:: PROBLEM STATEMENT ::
All of the data must be printed exactly; please include every line.
———
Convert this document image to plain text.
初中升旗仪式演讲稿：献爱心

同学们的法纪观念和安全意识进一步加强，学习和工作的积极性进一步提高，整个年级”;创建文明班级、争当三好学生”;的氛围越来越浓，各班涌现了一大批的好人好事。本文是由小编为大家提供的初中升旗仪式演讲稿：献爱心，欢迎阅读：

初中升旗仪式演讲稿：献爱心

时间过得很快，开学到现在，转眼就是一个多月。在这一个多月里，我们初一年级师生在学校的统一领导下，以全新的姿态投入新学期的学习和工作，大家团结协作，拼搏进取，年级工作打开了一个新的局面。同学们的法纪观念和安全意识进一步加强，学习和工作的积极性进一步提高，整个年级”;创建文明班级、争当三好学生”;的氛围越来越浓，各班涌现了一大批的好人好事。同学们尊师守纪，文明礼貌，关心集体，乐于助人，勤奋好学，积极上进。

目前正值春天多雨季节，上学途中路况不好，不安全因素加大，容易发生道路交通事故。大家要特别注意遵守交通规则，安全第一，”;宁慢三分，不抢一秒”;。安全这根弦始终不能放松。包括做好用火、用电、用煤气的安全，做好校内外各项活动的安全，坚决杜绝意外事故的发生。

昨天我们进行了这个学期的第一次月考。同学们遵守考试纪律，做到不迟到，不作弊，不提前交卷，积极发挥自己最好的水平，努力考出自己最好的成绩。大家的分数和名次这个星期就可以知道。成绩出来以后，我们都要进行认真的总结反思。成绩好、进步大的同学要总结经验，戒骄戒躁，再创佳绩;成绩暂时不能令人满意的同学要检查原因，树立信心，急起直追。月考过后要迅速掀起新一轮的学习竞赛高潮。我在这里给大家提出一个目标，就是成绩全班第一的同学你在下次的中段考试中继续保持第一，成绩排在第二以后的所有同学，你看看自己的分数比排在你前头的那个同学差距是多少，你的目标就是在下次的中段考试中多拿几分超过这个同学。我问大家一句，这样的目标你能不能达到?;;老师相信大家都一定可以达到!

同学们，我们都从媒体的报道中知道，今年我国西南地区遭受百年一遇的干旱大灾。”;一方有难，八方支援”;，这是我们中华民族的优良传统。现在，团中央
———
:: FINISHED TASK ::
Convert this document image to plain text.
初中升旗仪式演讲稿：献爱心

同学们的法纪观念和安全意识进一步加强，学习和工作的积极性进一步提高，整个年级”;创建文明班级、争当三好学生”;的氛围越来越浓，各班涌现了一大批的好人好事。本文是由小编为大家提供的初中升旗仪式演讲稿：献爱心，欢迎阅读：

初中升旗仪式演讲稿：献爱心

时间过得很快，开学到现在，转眼就是一个多月。在这一个多月里，我们初一年级师生在学校的统一领导下，以全新的姿态投入新学期的学习和工作，大家团结协作，拼搏进取，年级工作打开了一个新的局面。同学们的法纪观念和安全意识进一步加强，学习和工作的积极性进一步提高，整个年级”;创建文明班级、争当三好学生”;的氛围越来越浓，各班涌现了一大批的好人好事。同学们尊师守纪，文明礼貌，关心集体，乐于助人，勤奋好学，积极上进。

目前正值春天多雨季节，上学途中路况不好，不安全因素加大，容易发生道路交通事故。大家要特别注意遵守交通规则，安全第一，”;宁慢三分，不抢一秒”;。安全这根弦始终不能放松。包括做好用火、用电、用煤气的安全，做好校内外各项活动的安全，坚决杜绝意外事故的发生。

昨天我们进行了这个学期的第一次月考。同学们遵守考试纪律，做到不迟到，不作弊，不提前交卷，积极发挥自己最好的水平，努力考出自己最好的成绩。大家的分数和名次这个星期就可以知道。成绩出来以后，我们都要进行认真的总结反思。成绩好、进步大的同学要总结经验，戒骄戒躁，再创佳绩;成绩暂时不能令人满意的同学要检查原因，树立信心，急起直追。月考过后要迅速掀起新一轮的学习竞赛高潮。我在这里给大家提出一个目标，就是成绩全班第一的同学你在下次的中段考试中继续保持第一，成绩排在第二以后的所有同学，你看看自己的分数比排在你前头的那个同学差距是多少，你的目标就是在下次的中段考试中多拿几分超过这个同学。我问大家一句，这样的目标你能不能达到?;;老师相信大家都一定可以达到!

同学们，我们都从媒体的报道中知道，今年我国西南地区遭受百年一遇的干旱大灾。”;一方有难，八方支援”;，这是我们中华民族的优良传统。现在，团中央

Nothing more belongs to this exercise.